Entries from a dataset
--------------------

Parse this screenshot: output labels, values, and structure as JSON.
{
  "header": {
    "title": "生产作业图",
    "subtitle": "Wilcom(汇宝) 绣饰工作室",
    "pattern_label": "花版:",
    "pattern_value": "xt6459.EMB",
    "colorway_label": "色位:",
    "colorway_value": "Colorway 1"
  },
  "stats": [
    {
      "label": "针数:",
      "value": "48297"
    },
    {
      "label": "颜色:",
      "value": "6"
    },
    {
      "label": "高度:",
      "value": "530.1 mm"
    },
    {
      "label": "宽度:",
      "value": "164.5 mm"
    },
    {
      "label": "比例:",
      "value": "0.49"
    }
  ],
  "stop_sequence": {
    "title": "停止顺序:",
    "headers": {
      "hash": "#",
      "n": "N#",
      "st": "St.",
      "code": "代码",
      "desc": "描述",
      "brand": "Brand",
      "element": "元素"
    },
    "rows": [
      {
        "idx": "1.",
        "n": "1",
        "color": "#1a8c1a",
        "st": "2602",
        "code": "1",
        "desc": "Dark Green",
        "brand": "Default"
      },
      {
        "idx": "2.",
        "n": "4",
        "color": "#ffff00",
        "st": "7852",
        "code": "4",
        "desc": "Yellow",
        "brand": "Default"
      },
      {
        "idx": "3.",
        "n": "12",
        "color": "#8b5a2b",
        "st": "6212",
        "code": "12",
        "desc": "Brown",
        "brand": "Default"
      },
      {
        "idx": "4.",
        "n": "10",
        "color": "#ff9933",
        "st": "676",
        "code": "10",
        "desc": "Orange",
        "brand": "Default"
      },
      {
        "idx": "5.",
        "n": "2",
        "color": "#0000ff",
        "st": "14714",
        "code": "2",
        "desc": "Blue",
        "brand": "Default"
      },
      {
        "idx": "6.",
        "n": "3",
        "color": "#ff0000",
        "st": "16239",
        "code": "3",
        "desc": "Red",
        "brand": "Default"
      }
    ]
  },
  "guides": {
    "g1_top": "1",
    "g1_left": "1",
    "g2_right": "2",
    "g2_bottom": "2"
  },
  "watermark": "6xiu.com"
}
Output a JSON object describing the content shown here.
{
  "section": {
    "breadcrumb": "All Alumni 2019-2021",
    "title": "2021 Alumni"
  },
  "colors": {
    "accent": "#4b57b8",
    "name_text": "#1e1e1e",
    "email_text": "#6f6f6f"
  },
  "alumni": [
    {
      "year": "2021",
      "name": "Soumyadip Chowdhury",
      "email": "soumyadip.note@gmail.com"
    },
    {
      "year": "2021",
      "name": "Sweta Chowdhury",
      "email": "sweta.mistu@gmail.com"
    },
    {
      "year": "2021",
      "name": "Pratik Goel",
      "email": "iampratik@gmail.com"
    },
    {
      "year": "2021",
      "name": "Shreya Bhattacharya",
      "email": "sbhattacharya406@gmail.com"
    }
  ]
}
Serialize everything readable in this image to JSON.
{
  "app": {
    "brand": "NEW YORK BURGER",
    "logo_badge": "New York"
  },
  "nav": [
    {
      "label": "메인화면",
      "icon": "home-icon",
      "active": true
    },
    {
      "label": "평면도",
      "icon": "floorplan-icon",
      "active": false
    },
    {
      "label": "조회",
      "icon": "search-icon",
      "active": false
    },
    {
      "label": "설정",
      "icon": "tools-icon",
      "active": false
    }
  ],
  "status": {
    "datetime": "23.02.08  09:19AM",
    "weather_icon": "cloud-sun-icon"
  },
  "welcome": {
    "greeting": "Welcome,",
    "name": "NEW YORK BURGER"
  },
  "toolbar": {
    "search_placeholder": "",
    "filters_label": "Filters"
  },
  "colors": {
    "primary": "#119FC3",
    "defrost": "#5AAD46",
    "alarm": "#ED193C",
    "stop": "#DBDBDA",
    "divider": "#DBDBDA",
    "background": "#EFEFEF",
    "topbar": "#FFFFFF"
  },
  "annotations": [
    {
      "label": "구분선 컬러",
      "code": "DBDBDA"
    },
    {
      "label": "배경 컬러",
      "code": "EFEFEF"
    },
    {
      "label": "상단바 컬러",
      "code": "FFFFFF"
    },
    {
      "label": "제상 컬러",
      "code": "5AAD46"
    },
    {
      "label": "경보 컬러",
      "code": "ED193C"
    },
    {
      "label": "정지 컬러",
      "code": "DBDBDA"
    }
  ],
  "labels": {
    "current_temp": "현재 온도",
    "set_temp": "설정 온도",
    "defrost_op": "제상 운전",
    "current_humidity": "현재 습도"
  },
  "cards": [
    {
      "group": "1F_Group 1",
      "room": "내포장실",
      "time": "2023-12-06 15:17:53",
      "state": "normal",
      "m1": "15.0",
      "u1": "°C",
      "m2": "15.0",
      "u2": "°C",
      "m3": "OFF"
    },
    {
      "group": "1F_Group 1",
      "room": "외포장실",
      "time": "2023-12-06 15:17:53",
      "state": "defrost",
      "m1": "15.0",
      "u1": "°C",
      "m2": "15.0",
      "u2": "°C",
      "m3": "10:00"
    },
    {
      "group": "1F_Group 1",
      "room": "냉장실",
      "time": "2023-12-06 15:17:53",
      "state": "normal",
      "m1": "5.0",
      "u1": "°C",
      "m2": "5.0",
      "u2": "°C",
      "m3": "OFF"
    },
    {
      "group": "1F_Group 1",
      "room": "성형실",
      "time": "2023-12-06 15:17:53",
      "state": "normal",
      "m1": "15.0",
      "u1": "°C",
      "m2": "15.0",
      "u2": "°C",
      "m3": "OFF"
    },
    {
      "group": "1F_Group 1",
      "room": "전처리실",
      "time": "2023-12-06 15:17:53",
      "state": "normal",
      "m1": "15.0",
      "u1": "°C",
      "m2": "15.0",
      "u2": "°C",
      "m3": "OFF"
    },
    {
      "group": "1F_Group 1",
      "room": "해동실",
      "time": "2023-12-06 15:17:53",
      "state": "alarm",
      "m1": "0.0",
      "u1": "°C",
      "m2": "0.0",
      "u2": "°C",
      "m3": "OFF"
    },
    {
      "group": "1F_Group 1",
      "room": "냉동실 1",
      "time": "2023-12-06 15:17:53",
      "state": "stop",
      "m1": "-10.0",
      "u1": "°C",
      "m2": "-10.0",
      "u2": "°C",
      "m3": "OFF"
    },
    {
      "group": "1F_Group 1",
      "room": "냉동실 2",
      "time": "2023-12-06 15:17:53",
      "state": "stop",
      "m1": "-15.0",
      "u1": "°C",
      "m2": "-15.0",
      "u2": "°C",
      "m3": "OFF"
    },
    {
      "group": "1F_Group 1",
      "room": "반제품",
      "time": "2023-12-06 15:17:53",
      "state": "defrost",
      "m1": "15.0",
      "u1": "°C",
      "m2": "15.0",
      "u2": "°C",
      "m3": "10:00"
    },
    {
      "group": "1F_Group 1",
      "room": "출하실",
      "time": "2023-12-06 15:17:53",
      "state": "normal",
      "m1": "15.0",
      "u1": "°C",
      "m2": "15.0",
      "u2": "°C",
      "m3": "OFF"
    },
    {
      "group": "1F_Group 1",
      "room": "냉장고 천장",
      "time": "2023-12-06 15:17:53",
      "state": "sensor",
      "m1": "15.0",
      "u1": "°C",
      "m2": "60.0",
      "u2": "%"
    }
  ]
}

--------------------

# Task requirements
Reproduce the entire listing word for word.

# Expected answer
Parse this screenshot: output labels, values, and structure as JSON.
{
  "header": {
    "title": "生产作业图",
    "subtitle": "Wilcom(汇宝) 绣饰工作室",
    "pattern_label": "花版:",
    "pattern_value": "xt6459.EMB",
    "colorway_label": "色位:",
    "colorway_value": "Colorway 1"
  },
  "stats": [
    {
      "label": "针数:",
      "value": "48297"
    },
    {
      "label": "颜色:",
      "value": "6"
    },
    {
      "label": "高度:",
      "value": "530.1 mm"
    },
    {
      "label": "宽度:",
      "value": "164.5 mm"
    },
    {
      "label": "比例:",
      "value": "0.49"
    }
  ],
  "stop_sequence": {
    "title": "停止顺序:",
    "headers": {
      "hash": "#",
      "n": "N#",
      "st": "St.",
      "code": "代码",
      "desc": "描述",
      "brand": "Brand",
      "element": "元素"
    },
    "rows": [
      {
        "idx": "1.",
        "n": "1",
        "color": "#1a8c1a",
        "st": "2602",
        "code": "1",
        "desc": "Dark Green",
        "brand": "Default"
      },
      {
        "idx": "2.",
        "n": "4",
        "color": "#ffff00",
        "st": "7852",
        "code": "4",
        "desc": "Yellow",
        "brand": "Default"
      },
      {
        "idx": "3.",
        "n": "12",
        "color": "#8b5a2b",
        "st": "6212",
        "code": "12",
        "desc": "Brown",
        "brand": "Default"
      },
      {
        "idx": "4.",
        "n": "10",
        "color": "#ff9933",
        "st": "676",
        "code": "10",
        "desc": "Orange",
        "brand": "Default"
      },
      {
        "idx": "5.",
        "n": "2",
        "color": "#0000ff",
        "st": "14714",
        "code": "2",
        "desc": "Blue",
        "brand": "Default"
      },
      {
        "idx": "6.",
        "n": "3",
        "color": "#ff0000",
        "st": "16239",
        "code": "3",
        "desc": "Red",
        "brand": "Default"
      }
    ]
  },
  "guides": {
    "g1_top": "1",
    "g1_left": "1",
    "g2_right": "2",
    "g2_bottom": "2"
  },
  "watermark": "6xiu.com"
}
Output a JSON object describing the content shown here.
{
  "section": {
    "breadcrumb": "All Alumni 2019-2021",
    "title": "2021 Alumni"
  },
  "colors": {
    "accent": "#4b57b8",
    "name_text": "#1e1e1e",
    "email_text": "#6f6f6f"
  },
  "alumni": [
    {
      "year": "2021",
      "name": "Soumyadip Chowdhury",
      "email": "soumyadip.note@gmail.com"
    },
    {
      "year": "2021",
      "name": "Sweta Chowdhury",
      "email": "sweta.mistu@gmail.com"
    },
    {
      "year": "2021",
      "name": "Pratik Goel",
      "email": "iampratik@gmail.com"
    },
    {
      "year": "2021",
      "name": "Shreya Bhattacharya",
      "email": "sbhattacharya406@gmail.com"
    }
  ]
}
Serialize everything readable in this image to JSON.
{
  "app": {
    "brand": "NEW YORK BURGER",
    "logo_badge": "New York"
  },
  "nav": [
    {
      "label": "메인화면",
      "icon": "home-icon",
      "active": true
    },
    {
      "label": "평면도",
      "icon": "floorplan-icon",
      "active": false
    },
    {
      "label": "조회",
      "icon": "search-icon",
      "active": false
    },
    {
      "label": "설정",
      "icon": "tools-icon",
      "active": false
    }
  ],
  "status": {
    "datetime": "23.02.08  09:19AM",
    "weather_icon": "cloud-sun-icon"
  },
  "welcome": {
    "greeting": "Welcome,",
    "name": "NEW YORK BURGER"
  },
  "toolbar": {
    "search_placeholder": "",
    "filters_label": "Filters"
  },
  "colors": {
    "primary": "#119FC3",
    "defrost": "#5AAD46",
    "alarm": "#ED193C",
    "stop": "#DBDBDA",
    "divider": "#DBDBDA",
    "background": "#EFEFEF",
    "topbar": "#FFFFFF"
  },
  "annotations": [
    {
      "label": "구분선 컬러",
      "code": "DBDBDA"
    },
    {
      "label": "배경 컬러",
      "code": "EFEFEF"
    },
    {
      "label": "상단바 컬러",
      "code": "FFFFFF"
    },
    {
      "label": "제상 컬러",
      "code": "5AAD46"
    },
    {
      "label": "경보 컬러",
      "code": "ED193C"
    },
    {
      "label": "정지 컬러",
      "code": "DBDBDA"
    }
  ],
  "labels": {
    "current_temp": "현재 온도",
    "set_temp": "설정 온도",
    "defrost_op": "제상 운전",
    "current_humidity": "현재 습도"
  },
  "cards": [
    {
      "group": "1F_Group 1",
      "room": "내포장실",
      "time": "2023-12-06 15:17:53",
      "state": "normal",
      "m1": "15.0",
      "u1": "°C",
      "m2": "15.0",
      "u2": "°C",
      "m3": "OFF"
    },
    {
      "group": "1F_Group 1",
      "room": "외포장실",
      "time": "2023-12-06 15:17:53",
      "state": "defrost",
      "m1": "15.0",
      "u1": "°C",
      "m2": "15.0",
      "u2": "°C",
      "m3": "10:00"
    },
    {
      "group": "1F_Group 1",
      "room": "냉장실",
      "time": "2023-12-06 15:17:53",
      "state": "normal",
      "m1": "5.0",
      "u1": "°C",
      "m2": "5.0",
      "u2": "°C",
      "m3": "OFF"
    },
    {
      "group": "1F_Group 1",
      "room": "성형실",
      "time": "2023-12-06 15:17:53",
      "state": "normal",
      "m1": "15.0",
      "u1": "°C",
      "m2": "15.0",
      "u2": "°C",
      "m3": "OFF"
    },
    {
      "group": "1F_Group 1",
      "room": "전처리실",
      "time": "2023-12-06 15:17:53",
      "state": "normal",
      "m1": "15.0",
      "u1": "°C",
      "m2": "15.0",
      "u2": "°C",
      "m3": "OFF"
    },
    {
      "group": "1F_Group 1",
      "room": "해동실",
      "time": "2023-12-06 15:17:53",
      "state": "alarm",
      "m1": "0.0",
      "u1": "°C",
      "m2": "0.0",
      "u2": "°C",
      "m3": "OFF"
    },
    {
      "group": "1F_Group 1",
      "room": "냉동실 1",
      "time": "2023-12-06 15:17:53",
      "state": "stop",
      "m1": "-10.0",
      "u1": "°C",
      "m2": "-10.0",
      "u2": "°C",
      "m3": "OFF"
    },
    {
      "group": "1F_Group 1",
      "room": "냉동실 2",
      "time": "2023-12-06 15:17:53",
      "state": "stop",
      "m1": "-15.0",
      "u1": "°C",
      "m2": "-15.0",
      "u2": "°C",
      "m3": "OFF"
    },
    {
      "group": "1F_Group 1",
      "room": "반제품",
      "time": "2023-12-06 15:17:53",
      "state": "defrost",
      "m1": "15.0",
      "u1": "°C",
      "m2": "15.0",
      "u2": "°C",
      "m3": "10:00"
    },
    {
      "group": "1F_Group 1",
      "room": "출하실",
      "time": "2023-12-06 15:17:53",
      "state": "normal",
      "m1": "15.0",
      "u1": "°C",
      "m2": "15.0",
      "u2": "°C",
      "m3": "OFF"
    },
    {
      "group": "1F_Group 1",
      "room": "냉장고 천장",
      "time": "2023-12-06 15:17:53",
      "state": "sensor",
      "m1": "15.0",
      "u1": "°C",
      "m2": "60.0",
      "u2": "%"
    }
  ]
}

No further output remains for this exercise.